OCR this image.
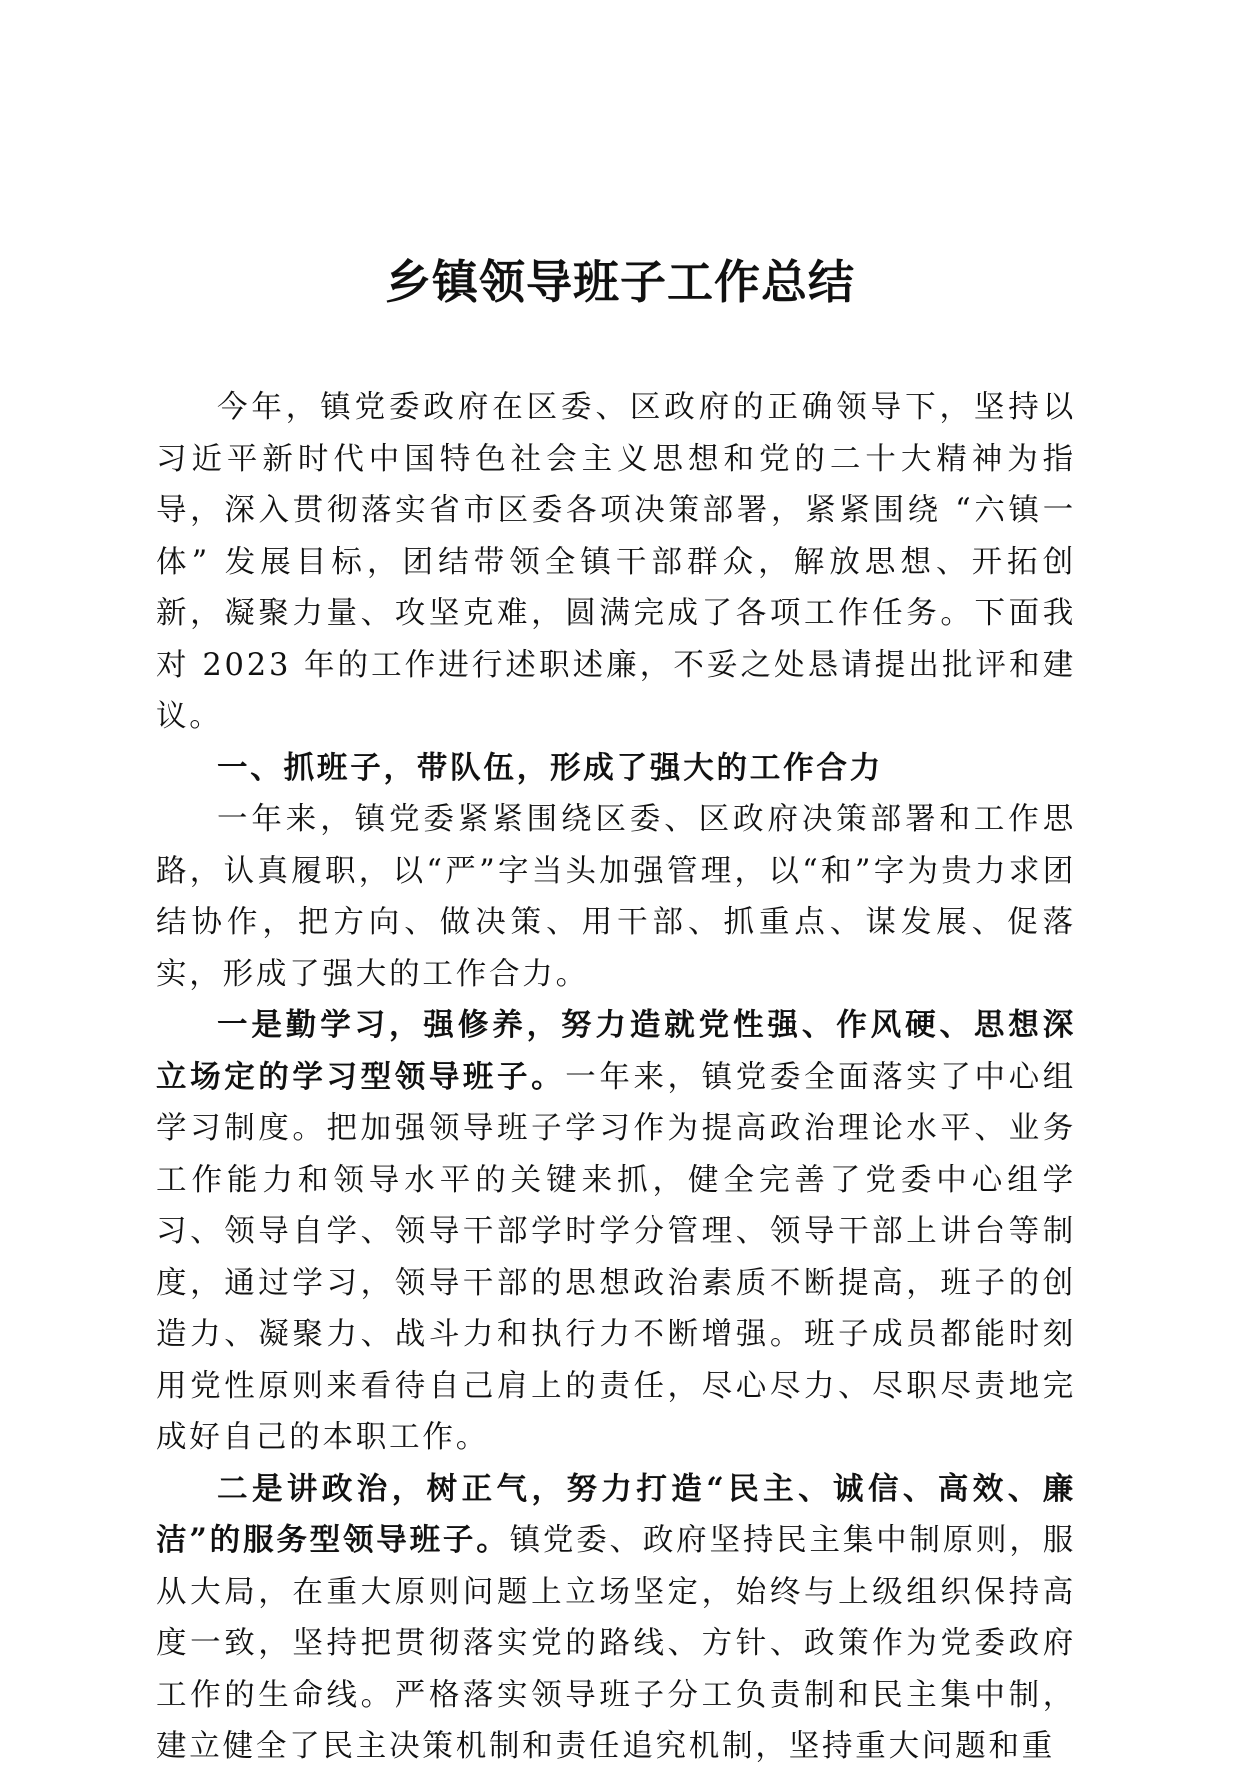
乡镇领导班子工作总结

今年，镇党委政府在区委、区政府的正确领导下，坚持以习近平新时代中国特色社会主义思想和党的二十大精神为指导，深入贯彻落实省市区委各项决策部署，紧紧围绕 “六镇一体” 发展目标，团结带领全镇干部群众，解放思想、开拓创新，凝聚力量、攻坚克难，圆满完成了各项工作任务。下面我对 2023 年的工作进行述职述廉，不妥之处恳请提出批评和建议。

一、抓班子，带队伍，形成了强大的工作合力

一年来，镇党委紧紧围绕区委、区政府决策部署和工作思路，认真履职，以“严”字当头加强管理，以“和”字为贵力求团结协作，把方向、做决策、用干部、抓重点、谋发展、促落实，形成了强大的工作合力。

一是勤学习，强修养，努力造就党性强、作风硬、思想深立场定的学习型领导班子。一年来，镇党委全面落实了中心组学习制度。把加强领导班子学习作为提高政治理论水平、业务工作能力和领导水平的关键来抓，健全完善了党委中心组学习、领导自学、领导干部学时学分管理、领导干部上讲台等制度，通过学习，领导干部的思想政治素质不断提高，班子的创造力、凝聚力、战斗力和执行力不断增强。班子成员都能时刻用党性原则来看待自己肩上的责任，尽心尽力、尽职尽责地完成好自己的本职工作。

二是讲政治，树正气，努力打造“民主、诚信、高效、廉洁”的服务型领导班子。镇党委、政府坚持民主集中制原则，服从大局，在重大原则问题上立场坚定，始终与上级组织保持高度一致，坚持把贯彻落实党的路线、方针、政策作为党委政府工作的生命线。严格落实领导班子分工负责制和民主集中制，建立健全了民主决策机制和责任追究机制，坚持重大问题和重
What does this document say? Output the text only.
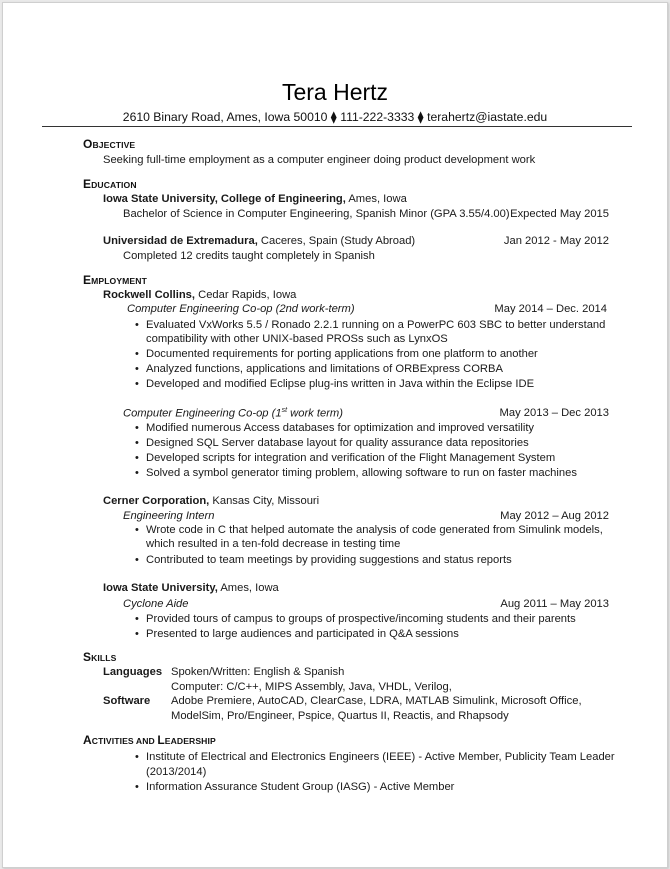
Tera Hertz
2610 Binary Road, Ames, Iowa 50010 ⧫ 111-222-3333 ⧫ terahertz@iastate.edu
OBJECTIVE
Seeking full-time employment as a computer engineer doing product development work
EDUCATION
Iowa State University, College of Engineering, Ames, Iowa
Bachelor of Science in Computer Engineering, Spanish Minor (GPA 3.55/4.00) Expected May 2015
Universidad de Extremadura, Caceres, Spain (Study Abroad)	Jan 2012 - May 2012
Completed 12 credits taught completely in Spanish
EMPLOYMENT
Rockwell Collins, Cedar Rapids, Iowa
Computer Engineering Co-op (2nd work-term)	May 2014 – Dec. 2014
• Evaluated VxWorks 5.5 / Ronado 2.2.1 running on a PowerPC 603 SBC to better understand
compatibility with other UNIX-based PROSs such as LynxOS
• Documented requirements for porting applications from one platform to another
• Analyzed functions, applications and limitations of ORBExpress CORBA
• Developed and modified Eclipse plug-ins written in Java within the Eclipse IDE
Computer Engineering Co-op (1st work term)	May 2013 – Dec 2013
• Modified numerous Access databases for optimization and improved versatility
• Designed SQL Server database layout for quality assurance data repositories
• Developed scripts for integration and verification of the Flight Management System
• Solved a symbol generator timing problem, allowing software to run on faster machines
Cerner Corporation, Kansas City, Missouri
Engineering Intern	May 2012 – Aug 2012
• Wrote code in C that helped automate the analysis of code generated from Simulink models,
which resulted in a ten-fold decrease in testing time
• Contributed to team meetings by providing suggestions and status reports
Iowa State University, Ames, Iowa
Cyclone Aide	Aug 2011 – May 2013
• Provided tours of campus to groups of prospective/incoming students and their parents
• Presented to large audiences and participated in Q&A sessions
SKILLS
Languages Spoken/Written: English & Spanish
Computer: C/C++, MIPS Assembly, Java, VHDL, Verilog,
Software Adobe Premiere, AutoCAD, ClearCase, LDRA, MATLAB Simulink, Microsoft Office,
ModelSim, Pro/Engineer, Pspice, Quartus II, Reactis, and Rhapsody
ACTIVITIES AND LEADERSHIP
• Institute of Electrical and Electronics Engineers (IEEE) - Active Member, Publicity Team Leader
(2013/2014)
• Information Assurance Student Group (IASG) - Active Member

+===+

▶ SHORT PROBLEM
Every line that holds the string "Spanish" should be returned.

▶ THE ANSWER
Bachelor of Science in Computer Engineering, Spanish Minor (GPA 3.55/4.00) Expected May 2015
Completed 12 credits taught completely in Spanish
Languages Spoken/Written: English & Spanish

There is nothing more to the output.